What to do:
Your task is to repeat the listing exactly.

Stored data:
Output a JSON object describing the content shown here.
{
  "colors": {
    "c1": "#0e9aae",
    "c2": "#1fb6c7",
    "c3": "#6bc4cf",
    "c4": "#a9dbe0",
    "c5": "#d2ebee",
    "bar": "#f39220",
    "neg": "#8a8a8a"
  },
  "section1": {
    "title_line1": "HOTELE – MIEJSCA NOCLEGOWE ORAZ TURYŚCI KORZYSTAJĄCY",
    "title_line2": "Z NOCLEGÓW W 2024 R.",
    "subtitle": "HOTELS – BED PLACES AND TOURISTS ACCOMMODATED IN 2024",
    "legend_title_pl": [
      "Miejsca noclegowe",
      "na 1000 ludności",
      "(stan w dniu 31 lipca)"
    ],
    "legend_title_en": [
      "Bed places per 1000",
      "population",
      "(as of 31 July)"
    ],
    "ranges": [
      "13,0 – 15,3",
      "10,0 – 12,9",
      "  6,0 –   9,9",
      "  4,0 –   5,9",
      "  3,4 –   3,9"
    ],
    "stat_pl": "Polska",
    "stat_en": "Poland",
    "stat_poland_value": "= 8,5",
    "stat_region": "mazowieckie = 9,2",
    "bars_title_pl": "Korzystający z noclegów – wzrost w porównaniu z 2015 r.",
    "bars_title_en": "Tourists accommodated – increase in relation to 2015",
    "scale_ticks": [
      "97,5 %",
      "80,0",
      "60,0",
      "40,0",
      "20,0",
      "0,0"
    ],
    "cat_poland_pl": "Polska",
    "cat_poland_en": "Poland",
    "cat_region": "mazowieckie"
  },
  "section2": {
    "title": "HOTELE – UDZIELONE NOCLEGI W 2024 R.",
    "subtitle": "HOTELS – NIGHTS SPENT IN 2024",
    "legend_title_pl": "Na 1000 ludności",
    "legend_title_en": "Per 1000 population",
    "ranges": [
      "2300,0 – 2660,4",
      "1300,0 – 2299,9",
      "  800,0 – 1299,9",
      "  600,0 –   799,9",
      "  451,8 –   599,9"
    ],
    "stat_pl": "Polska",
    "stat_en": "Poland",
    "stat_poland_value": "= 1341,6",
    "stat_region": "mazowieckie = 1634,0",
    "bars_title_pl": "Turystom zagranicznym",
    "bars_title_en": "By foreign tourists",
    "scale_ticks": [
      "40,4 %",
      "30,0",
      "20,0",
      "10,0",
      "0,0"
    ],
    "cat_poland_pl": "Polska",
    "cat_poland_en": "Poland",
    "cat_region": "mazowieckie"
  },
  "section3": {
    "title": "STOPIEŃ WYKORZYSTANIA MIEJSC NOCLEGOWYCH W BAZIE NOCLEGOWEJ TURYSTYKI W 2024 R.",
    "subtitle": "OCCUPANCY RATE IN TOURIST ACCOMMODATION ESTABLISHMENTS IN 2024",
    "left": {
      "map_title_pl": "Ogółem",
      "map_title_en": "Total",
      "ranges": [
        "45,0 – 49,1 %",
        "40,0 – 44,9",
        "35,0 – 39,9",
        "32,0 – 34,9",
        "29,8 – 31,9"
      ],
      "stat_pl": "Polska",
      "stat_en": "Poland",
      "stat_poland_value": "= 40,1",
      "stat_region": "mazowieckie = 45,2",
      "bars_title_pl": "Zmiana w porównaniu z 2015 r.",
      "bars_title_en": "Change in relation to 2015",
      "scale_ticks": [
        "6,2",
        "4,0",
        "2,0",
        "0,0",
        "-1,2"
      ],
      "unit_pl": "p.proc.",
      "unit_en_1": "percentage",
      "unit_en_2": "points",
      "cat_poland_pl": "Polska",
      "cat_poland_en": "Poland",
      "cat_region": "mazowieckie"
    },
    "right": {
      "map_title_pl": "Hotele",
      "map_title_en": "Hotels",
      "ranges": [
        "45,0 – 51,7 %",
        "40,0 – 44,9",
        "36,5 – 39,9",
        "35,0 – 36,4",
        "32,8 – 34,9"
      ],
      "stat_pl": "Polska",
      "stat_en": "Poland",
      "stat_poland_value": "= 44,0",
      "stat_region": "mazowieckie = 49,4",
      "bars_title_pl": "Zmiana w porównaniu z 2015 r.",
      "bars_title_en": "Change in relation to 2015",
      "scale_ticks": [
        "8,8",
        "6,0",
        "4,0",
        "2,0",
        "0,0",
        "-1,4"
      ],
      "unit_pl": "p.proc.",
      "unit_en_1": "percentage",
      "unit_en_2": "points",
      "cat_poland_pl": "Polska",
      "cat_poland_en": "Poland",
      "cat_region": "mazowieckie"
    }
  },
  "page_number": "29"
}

The result:
Output a JSON object describing the content shown here.
{
  "colors": {
    "c1": "#0e9aae",
    "c2": "#1fb6c7",
    "c3": "#6bc4cf",
    "c4": "#a9dbe0",
    "c5": "#d2ebee",
    "bar": "#f39220",
    "neg": "#8a8a8a"
  },
  "section1": {
    "title_line1": "HOTELE – MIEJSCA NOCLEGOWE ORAZ TURYŚCI KORZYSTAJĄCY",
    "title_line2": "Z NOCLEGÓW W 2024 R.",
    "subtitle": "HOTELS – BED PLACES AND TOURISTS ACCOMMODATED IN 2024",
    "legend_title_pl": [
      "Miejsca noclegowe",
      "na 1000 ludności",
      "(stan w dniu 31 lipca)"
    ],
    "legend_title_en": [
      "Bed places per 1000",
      "population",
      "(as of 31 July)"
    ],
    "ranges": [
      "13,0 – 15,3",
      "10,0 – 12,9",
      "  6,0 –   9,9",
      "  4,0 –   5,9",
      "  3,4 –   3,9"
    ],
    "stat_pl": "Polska",
    "stat_en": "Poland",
    "stat_poland_value": "= 8,5",
    "stat_region": "mazowieckie = 9,2",
    "bars_title_pl": "Korzystający z noclegów – wzrost w porównaniu z 2015 r.",
    "bars_title_en": "Tourists accommodated – increase in relation to 2015",
    "scale_ticks": [
      "97,5 %",
      "80,0",
      "60,0",
      "40,0",
      "20,0",
      "0,0"
    ],
    "cat_poland_pl": "Polska",
    "cat_poland_en": "Poland",
    "cat_region": "mazowieckie"
  },
  "section2": {
    "title": "HOTELE – UDZIELONE NOCLEGI W 2024 R.",
    "subtitle": "HOTELS – NIGHTS SPENT IN 2024",
    "legend_title_pl": "Na 1000 ludności",
    "legend_title_en": "Per 1000 population",
    "ranges": [
      "2300,0 – 2660,4",
      "1300,0 – 2299,9",
      "  800,0 – 1299,9",
      "  600,0 –   799,9",
      "  451,8 –   599,9"
    ],
    "stat_pl": "Polska",
    "stat_en": "Poland",
    "stat_poland_value": "= 1341,6",
    "stat_region": "mazowieckie = 1634,0",
    "bars_title_pl": "Turystom zagranicznym",
    "bars_title_en": "By foreign tourists",
    "scale_ticks": [
      "40,4 %",
      "30,0",
      "20,0",
      "10,0",
      "0,0"
    ],
    "cat_poland_pl": "Polska",
    "cat_poland_en": "Poland",
    "cat_region": "mazowieckie"
  },
  "section3": {
    "title": "STOPIEŃ WYKORZYSTANIA MIEJSC NOCLEGOWYCH W BAZIE NOCLEGOWEJ TURYSTYKI W 2024 R.",
    "subtitle": "OCCUPANCY RATE IN TOURIST ACCOMMODATION ESTABLISHMENTS IN 2024",
    "left": {
      "map_title_pl": "Ogółem",
      "map_title_en": "Total",
      "ranges": [
        "45,0 – 49,1 %",
        "40,0 – 44,9",
        "35,0 – 39,9",
        "32,0 – 34,9",
        "29,8 – 31,9"
      ],
      "stat_pl": "Polska",
      "stat_en": "Poland",
      "stat_poland_value": "= 40,1",
      "stat_region": "mazowieckie = 45,2",
      "bars_title_pl": "Zmiana w porównaniu z 2015 r.",
      "bars_title_en": "Change in relation to 2015",
      "scale_ticks": [
        "6,2",
        "4,0",
        "2,0",
        "0,0",
        "-1,2"
      ],
      "unit_pl": "p.proc.",
      "unit_en_1": "percentage",
      "unit_en_2": "points",
      "cat_poland_pl": "Polska",
      "cat_poland_en": "Poland",
      "cat_region": "mazowieckie"
    },
    "right": {
      "map_title_pl": "Hotele",
      "map_title_en": "Hotels",
      "ranges": [
        "45,0 – 51,7 %",
        "40,0 – 44,9",
        "36,5 – 39,9",
        "35,0 – 36,4",
        "32,8 – 34,9"
      ],
      "stat_pl": "Polska",
      "stat_en": "Poland",
      "stat_poland_value": "= 44,0",
      "stat_region": "mazowieckie = 49,4",
      "bars_title_pl": "Zmiana w porównaniu z 2015 r.",
      "bars_title_en": "Change in relation to 2015",
      "scale_ticks": [
        "8,8",
        "6,0",
        "4,0",
        "2,0",
        "0,0",
        "-1,4"
      ],
      "unit_pl": "p.proc.",
      "unit_en_1": "percentage",
      "unit_en_2": "points",
      "cat_poland_pl": "Polska",
      "cat_poland_en": "Poland",
      "cat_region": "mazowieckie"
    }
  },
  "page_number": "29"
}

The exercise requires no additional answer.